>> BEGIN SUPPLIED DATA

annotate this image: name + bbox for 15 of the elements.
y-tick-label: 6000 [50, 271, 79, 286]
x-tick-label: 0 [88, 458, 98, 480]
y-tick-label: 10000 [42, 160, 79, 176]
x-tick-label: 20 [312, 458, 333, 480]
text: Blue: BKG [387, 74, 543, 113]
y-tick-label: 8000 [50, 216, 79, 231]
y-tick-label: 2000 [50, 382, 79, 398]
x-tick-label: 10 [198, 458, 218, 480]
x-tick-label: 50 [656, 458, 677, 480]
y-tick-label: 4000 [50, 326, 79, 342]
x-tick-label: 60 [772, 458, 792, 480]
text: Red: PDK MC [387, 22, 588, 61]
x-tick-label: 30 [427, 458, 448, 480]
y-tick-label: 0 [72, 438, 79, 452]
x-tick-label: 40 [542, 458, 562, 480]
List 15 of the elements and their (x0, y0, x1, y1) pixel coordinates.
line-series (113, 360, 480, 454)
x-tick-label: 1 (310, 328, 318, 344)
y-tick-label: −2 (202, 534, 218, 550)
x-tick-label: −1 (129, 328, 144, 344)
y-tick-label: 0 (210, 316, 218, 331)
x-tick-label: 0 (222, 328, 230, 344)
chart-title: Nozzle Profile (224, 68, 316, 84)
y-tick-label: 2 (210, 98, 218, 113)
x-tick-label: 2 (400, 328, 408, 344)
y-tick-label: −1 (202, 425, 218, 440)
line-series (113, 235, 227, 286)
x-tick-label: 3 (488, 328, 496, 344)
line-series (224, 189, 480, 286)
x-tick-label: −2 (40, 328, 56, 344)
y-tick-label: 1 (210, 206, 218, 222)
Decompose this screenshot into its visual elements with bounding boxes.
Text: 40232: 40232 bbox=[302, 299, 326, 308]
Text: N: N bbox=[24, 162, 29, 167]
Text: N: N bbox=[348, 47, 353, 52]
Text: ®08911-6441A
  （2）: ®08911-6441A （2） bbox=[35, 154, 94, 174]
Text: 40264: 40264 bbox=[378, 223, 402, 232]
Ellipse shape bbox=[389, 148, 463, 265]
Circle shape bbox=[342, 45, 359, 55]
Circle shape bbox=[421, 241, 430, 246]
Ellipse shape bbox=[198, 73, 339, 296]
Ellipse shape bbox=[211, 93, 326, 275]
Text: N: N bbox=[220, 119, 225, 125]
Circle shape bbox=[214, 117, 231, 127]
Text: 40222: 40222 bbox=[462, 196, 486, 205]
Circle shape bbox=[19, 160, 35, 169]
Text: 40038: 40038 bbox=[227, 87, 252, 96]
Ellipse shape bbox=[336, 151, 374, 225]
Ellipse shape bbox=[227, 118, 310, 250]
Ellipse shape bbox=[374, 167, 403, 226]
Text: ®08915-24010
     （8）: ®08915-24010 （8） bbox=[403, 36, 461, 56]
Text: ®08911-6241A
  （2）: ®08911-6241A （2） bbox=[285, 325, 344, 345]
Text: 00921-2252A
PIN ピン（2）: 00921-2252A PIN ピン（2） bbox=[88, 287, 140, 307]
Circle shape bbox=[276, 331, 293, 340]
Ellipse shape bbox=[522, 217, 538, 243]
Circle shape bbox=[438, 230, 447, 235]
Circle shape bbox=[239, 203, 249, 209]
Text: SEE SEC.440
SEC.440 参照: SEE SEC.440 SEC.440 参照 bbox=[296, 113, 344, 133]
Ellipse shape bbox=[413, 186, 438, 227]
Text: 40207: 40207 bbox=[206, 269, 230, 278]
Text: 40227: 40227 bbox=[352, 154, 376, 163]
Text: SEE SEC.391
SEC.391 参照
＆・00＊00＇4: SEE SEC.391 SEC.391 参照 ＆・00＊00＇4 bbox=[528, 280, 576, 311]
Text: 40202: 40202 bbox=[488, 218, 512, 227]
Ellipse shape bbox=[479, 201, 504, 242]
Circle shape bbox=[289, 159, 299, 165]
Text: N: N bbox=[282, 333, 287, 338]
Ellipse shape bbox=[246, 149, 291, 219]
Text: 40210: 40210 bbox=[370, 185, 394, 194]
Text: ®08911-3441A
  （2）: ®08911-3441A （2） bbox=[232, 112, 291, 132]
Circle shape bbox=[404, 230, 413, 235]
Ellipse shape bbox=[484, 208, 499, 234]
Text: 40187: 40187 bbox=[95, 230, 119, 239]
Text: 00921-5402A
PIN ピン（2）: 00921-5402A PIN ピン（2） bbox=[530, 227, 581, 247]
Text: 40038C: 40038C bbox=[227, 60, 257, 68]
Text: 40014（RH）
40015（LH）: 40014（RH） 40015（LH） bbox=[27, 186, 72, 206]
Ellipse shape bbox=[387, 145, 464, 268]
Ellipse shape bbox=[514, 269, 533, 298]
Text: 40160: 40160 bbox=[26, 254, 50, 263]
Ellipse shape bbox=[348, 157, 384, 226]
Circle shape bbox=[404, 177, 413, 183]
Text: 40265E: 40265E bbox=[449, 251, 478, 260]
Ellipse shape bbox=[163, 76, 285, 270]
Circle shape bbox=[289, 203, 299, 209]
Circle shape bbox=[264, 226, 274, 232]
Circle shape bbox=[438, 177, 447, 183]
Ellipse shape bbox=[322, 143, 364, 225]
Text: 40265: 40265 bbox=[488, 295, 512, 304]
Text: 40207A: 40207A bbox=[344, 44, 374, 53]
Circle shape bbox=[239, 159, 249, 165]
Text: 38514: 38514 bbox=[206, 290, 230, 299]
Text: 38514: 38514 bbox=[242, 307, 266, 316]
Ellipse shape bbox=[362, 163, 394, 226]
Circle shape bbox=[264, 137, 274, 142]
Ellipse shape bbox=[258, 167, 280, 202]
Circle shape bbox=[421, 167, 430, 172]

>> END SUPPLIED DATA
>> BEGIN SUPPLIED DATA

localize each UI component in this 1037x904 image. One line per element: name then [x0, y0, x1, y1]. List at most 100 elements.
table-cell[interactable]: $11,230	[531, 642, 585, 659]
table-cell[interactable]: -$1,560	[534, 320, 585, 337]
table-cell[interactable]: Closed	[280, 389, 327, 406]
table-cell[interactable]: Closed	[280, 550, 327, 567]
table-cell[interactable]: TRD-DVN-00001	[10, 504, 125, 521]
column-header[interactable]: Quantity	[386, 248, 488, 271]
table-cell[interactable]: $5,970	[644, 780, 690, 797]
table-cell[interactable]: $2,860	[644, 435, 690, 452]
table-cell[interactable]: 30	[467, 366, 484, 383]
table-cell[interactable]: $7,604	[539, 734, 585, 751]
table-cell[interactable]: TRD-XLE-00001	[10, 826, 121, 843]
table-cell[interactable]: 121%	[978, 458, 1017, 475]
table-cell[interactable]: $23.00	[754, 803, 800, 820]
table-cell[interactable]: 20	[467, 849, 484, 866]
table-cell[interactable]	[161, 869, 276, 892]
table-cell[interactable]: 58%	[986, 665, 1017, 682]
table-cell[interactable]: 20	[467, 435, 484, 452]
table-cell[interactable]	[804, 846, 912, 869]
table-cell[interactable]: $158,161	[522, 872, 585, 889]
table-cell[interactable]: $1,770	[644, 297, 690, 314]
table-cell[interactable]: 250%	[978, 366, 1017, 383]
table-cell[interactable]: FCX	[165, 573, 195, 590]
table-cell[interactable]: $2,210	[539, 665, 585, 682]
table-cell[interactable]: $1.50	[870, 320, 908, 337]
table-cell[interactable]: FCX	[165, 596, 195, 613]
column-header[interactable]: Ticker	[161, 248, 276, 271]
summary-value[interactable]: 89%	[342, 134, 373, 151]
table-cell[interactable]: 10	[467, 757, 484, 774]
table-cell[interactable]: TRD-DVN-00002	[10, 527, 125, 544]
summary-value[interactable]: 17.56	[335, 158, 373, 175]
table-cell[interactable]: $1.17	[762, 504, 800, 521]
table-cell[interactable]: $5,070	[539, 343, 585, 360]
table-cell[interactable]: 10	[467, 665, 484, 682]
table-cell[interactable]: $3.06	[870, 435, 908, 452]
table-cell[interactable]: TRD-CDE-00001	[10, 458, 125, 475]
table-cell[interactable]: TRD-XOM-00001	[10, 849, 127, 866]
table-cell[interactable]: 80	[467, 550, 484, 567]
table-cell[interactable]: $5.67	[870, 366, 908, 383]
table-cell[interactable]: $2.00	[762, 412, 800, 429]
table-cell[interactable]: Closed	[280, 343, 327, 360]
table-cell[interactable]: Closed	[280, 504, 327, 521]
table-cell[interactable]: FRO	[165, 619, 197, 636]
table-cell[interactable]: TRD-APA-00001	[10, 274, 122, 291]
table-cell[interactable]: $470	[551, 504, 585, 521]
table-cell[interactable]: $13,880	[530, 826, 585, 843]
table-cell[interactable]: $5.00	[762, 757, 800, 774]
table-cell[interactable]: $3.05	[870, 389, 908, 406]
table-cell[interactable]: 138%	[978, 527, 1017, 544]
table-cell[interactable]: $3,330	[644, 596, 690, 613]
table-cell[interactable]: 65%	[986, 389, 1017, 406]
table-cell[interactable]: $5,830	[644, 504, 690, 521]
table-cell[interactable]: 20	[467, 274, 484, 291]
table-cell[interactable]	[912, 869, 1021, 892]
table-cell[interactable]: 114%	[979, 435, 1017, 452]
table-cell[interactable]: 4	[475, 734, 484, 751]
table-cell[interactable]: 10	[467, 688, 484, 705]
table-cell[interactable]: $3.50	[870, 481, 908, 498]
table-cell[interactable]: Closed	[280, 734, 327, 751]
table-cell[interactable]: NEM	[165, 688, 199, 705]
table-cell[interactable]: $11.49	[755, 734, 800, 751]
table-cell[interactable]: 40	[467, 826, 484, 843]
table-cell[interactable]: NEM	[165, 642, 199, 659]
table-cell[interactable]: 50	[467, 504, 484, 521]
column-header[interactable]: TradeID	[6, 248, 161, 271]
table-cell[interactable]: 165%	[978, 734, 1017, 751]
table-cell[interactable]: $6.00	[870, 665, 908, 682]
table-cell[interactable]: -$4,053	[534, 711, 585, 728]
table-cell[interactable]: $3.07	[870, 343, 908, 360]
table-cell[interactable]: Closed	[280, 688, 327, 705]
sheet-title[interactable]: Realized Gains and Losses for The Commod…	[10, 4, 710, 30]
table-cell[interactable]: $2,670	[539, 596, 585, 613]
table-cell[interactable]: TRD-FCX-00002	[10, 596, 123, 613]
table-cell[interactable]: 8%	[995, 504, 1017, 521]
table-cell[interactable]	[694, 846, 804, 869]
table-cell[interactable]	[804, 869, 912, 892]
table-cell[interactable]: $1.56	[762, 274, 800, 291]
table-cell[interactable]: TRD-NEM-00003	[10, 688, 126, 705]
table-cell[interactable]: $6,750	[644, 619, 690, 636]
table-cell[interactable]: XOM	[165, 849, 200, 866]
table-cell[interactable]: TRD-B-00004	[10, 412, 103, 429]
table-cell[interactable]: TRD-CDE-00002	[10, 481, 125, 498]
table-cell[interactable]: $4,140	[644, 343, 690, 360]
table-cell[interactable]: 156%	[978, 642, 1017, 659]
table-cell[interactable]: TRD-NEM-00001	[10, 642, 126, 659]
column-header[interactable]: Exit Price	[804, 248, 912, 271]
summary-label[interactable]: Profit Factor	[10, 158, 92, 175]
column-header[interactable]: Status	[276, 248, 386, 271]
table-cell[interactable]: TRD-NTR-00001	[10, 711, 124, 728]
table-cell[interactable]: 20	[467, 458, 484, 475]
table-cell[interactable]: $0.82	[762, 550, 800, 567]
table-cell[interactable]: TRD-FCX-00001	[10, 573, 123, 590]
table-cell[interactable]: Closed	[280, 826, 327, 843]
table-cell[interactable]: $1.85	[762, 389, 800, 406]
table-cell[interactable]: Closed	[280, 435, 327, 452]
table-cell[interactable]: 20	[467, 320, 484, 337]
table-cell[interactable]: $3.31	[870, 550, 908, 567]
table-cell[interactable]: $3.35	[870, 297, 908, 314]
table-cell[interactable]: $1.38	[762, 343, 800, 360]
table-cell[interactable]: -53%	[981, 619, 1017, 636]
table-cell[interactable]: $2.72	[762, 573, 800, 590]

>> END SUPPLIED DATA
>> BEGIN SUPPLIED DATA

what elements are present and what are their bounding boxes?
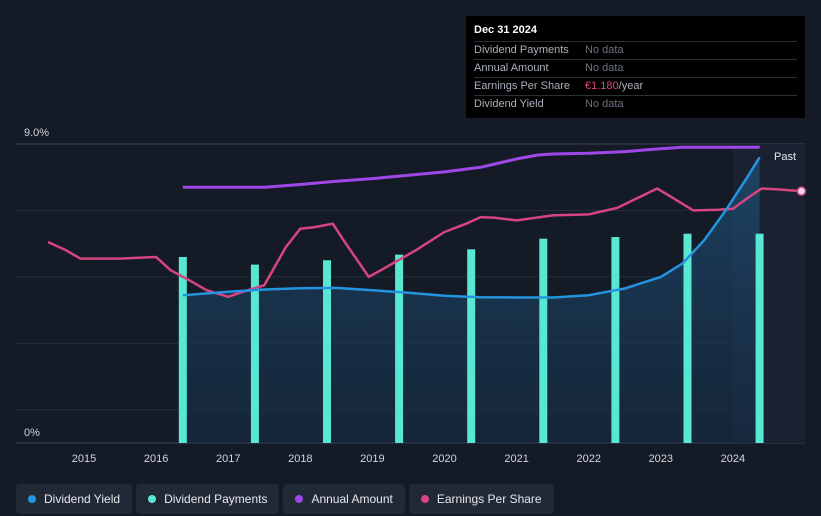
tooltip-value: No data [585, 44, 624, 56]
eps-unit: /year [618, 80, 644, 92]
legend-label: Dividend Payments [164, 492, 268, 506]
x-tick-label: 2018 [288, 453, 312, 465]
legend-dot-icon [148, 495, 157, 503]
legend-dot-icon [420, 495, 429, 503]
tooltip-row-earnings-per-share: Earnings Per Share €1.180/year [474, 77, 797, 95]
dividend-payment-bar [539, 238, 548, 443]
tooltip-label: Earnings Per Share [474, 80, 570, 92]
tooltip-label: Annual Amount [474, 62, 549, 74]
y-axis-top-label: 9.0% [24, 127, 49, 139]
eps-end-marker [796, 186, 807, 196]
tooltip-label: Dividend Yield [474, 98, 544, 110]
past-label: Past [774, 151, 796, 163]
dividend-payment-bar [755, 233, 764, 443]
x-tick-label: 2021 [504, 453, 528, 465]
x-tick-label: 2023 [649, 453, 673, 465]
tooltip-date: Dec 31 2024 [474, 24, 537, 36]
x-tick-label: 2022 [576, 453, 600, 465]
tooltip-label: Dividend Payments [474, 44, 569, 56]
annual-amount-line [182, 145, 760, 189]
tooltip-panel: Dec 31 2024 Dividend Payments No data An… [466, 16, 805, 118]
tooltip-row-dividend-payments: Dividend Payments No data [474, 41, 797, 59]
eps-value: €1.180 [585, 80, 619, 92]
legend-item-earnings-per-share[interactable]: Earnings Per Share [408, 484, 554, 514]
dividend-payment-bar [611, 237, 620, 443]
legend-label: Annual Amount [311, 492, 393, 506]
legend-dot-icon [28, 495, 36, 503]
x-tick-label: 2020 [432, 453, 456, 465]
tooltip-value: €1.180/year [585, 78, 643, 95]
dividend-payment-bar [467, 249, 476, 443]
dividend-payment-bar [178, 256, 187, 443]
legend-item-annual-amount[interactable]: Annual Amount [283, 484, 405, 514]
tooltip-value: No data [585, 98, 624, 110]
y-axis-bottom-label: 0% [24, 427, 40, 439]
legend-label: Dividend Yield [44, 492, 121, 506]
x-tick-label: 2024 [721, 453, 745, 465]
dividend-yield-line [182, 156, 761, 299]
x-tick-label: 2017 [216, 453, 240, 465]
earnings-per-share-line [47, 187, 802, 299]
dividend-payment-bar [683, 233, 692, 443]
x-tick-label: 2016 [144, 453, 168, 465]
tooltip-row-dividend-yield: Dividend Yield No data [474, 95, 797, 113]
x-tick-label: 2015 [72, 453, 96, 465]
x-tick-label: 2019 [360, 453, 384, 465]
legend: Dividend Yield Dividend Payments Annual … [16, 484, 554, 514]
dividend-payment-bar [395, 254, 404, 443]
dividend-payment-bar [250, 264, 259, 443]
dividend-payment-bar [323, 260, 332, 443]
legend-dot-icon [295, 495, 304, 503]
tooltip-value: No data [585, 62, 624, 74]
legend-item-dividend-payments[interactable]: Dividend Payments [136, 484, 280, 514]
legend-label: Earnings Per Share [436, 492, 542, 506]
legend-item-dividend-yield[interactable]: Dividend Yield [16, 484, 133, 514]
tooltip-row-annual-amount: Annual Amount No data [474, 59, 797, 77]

>> END SUPPLIED DATA

__YOUR OBJECTIVE__.
Can you return the material unchanged, from the line containing "annotate this image: name" through the line containing "Ellipse shape bbox=[198, 73, 339, 296]"?

__ANSWER TO THIS EXERCISE__.
annotate this image: name + bbox for 15 of the elements.
y-tick-label: 6000 [50, 271, 79, 286]
x-tick-label: 0 [88, 458, 98, 480]
y-tick-label: 10000 [42, 160, 79, 176]
x-tick-label: 20 [312, 458, 333, 480]
text: Blue: BKG [387, 74, 543, 113]
y-tick-label: 8000 [50, 216, 79, 231]
y-tick-label: 2000 [50, 382, 79, 398]
x-tick-label: 10 [198, 458, 218, 480]
x-tick-label: 50 [656, 458, 677, 480]
y-tick-label: 4000 [50, 326, 79, 342]
x-tick-label: 60 [772, 458, 792, 480]
text: Red: PDK MC [387, 22, 588, 61]
x-tick-label: 30 [427, 458, 448, 480]
y-tick-label: 0 [72, 438, 79, 452]
x-tick-label: 40 [542, 458, 562, 480]
List 15 of the elements and their (x0, y0, x1, y1) pixel coordinates.
line-series (113, 360, 480, 454)
x-tick-label: 1 (310, 328, 318, 344)
y-tick-label: −2 (202, 534, 218, 550)
x-tick-label: −1 (129, 328, 144, 344)
y-tick-label: 0 (210, 316, 218, 331)
x-tick-label: 0 (222, 328, 230, 344)
chart-title: Nozzle Profile (224, 68, 316, 84)
y-tick-label: 2 (210, 98, 218, 113)
x-tick-label: 2 (400, 328, 408, 344)
y-tick-label: −1 (202, 425, 218, 440)
line-series (113, 235, 227, 286)
x-tick-label: 3 (488, 328, 496, 344)
line-series (224, 189, 480, 286)
x-tick-label: −2 (40, 328, 56, 344)
y-tick-label: 1 (210, 206, 218, 222)
Decompose this screenshot into its visual elements with bounding boxes.
Text: 40232: 40232 bbox=[302, 299, 326, 308]
Text: N: N bbox=[24, 162, 29, 167]
Text: N: N bbox=[348, 47, 353, 52]
Text: ®08911-6441A
  （2）: ®08911-6441A （2） bbox=[35, 154, 94, 174]
Text: 40264: 40264 bbox=[378, 223, 402, 232]
Ellipse shape bbox=[389, 148, 463, 265]
Circle shape bbox=[342, 45, 359, 55]
Circle shape bbox=[421, 241, 430, 246]
Ellipse shape bbox=[198, 73, 339, 296]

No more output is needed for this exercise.